» **Exercise details**:
Of the lines in the records that follow, how many include the word "Argentière"? Answer with a bare number.

» **Input**:
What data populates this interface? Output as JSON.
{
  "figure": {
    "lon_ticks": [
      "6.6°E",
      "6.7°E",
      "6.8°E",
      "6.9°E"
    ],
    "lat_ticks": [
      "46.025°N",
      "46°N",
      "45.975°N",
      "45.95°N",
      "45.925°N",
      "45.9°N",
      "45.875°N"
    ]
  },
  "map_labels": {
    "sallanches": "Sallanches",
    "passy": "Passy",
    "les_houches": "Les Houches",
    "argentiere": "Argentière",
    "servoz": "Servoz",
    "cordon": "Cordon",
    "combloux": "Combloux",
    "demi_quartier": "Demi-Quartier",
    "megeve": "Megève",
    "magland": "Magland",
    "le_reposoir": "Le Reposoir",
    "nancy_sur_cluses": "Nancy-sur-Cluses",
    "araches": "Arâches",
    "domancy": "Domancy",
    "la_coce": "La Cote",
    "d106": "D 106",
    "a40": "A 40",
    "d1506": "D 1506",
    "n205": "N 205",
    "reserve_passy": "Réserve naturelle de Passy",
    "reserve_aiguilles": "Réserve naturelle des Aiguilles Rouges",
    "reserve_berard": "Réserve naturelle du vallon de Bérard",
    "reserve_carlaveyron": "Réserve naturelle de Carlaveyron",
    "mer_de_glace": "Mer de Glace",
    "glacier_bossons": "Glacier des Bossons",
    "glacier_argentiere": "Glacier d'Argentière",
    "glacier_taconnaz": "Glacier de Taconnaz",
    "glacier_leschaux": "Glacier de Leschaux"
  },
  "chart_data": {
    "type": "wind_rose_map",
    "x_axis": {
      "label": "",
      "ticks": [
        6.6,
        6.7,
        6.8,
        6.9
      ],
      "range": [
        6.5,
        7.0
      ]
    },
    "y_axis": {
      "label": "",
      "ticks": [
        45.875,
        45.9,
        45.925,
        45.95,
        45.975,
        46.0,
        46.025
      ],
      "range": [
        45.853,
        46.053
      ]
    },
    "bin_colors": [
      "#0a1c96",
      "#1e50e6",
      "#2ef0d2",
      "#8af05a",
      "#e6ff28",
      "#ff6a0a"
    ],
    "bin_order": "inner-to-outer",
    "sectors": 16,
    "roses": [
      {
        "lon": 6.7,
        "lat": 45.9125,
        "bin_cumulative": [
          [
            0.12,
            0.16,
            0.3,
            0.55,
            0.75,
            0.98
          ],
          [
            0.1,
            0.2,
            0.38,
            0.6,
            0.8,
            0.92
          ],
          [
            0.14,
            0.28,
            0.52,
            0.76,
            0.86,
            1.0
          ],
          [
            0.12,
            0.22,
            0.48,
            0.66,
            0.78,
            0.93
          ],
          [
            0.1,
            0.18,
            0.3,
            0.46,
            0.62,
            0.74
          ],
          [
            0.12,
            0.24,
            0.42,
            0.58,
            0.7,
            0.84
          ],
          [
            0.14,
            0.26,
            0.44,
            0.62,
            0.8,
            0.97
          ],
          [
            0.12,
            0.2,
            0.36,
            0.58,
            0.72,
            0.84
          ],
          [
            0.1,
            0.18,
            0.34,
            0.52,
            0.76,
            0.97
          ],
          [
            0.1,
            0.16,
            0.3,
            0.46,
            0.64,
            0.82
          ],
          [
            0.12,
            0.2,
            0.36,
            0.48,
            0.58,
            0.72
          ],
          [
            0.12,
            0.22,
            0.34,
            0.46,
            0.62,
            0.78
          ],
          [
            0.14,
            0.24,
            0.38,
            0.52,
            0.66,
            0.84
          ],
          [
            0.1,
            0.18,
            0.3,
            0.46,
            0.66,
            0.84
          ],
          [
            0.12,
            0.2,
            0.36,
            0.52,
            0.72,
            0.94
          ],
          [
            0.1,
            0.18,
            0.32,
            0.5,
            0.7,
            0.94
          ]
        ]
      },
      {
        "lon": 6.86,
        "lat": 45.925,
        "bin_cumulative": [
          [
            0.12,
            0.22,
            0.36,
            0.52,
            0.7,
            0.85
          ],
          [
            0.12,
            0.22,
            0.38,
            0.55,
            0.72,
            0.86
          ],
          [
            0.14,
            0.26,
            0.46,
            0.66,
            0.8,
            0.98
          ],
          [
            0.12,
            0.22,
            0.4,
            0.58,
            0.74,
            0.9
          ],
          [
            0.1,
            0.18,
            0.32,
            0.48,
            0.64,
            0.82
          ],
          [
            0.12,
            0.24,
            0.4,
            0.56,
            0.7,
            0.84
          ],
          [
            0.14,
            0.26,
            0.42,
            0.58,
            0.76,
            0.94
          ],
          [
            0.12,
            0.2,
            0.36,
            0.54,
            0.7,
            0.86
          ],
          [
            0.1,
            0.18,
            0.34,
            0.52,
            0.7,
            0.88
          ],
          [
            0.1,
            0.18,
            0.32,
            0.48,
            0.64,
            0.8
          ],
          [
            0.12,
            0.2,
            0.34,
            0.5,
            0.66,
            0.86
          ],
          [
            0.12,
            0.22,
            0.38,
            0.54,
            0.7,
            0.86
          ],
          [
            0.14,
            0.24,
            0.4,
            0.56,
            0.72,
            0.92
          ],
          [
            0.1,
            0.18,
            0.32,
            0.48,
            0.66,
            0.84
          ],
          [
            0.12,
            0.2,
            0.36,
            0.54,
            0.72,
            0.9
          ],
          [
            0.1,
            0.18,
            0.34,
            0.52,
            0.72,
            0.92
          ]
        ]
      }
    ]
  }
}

» **Finished task**:
2